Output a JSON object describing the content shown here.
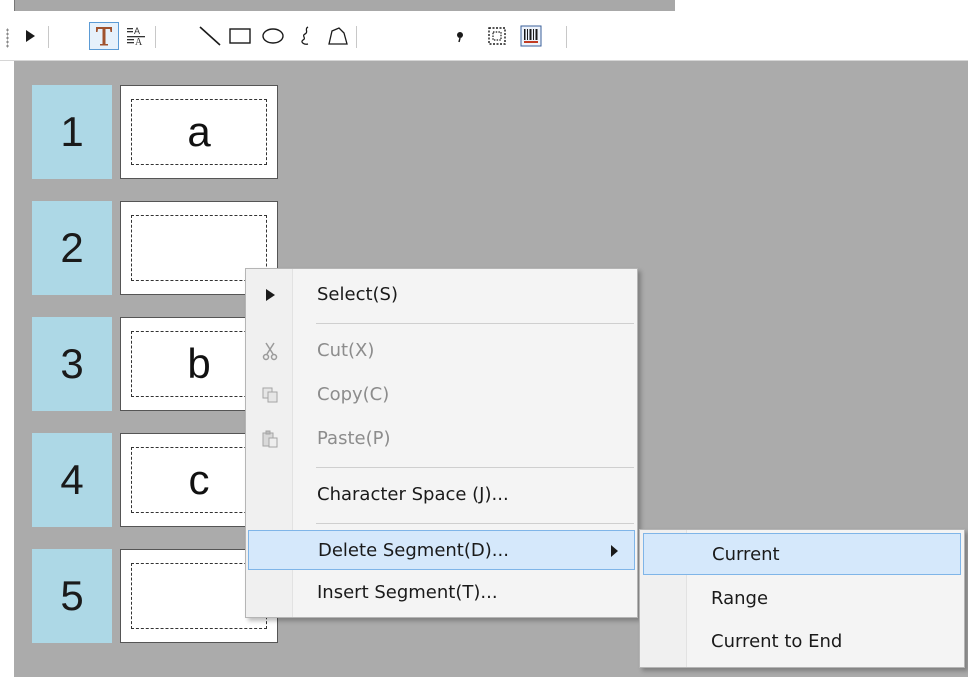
{
  "toolbar": {
    "tools": [
      {
        "name": "pointer",
        "icon": "pointer-icon",
        "active": false
      },
      {
        "name": "text",
        "icon": "text-T-icon",
        "active": true
      },
      {
        "name": "text-format",
        "icon": "text-format-icon",
        "active": false
      },
      {
        "name": "line",
        "icon": "line-icon",
        "active": false
      },
      {
        "name": "rectangle",
        "icon": "rectangle-icon",
        "active": false
      },
      {
        "name": "ellipse",
        "icon": "ellipse-icon",
        "active": false
      },
      {
        "name": "freehand",
        "icon": "freehand-icon",
        "active": false
      },
      {
        "name": "polygon",
        "icon": "polygon-icon",
        "active": false
      },
      {
        "name": "dot",
        "icon": "dot-icon",
        "active": false
      },
      {
        "name": "frame",
        "icon": "dotted-frame-icon",
        "active": false
      },
      {
        "name": "barcode",
        "icon": "barcode-icon",
        "active": false
      }
    ]
  },
  "segments": [
    {
      "number": "1",
      "text": "a"
    },
    {
      "number": "2",
      "text": ""
    },
    {
      "number": "3",
      "text": "b"
    },
    {
      "number": "4",
      "text": "c"
    },
    {
      "number": "5",
      "text": ""
    }
  ],
  "context_menu": {
    "select": "Select(S)",
    "cut": "Cut(X)",
    "copy": "Copy(C)",
    "paste": "Paste(P)",
    "character_space": "Character Space (J)...",
    "delete_segment": "Delete Segment(D)...",
    "insert_segment": "Insert Segment(T)..."
  },
  "submenu": {
    "current": "Current",
    "range": "Range",
    "current_to_end": "Current to End"
  },
  "colors": {
    "canvas": "#ababab",
    "segment_number_bg": "#add8e6",
    "menu_hover": "#d5e8fb",
    "menu_hover_border": "#7fb5e8",
    "active_tool_border": "#5b9bd5"
  }
}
#####
Directions for this task: Extract, from the listing above, every line where the string "rectangle" occurs.

Response to the task:
        "name": "rectangle",
        "icon": "rectangle-icon",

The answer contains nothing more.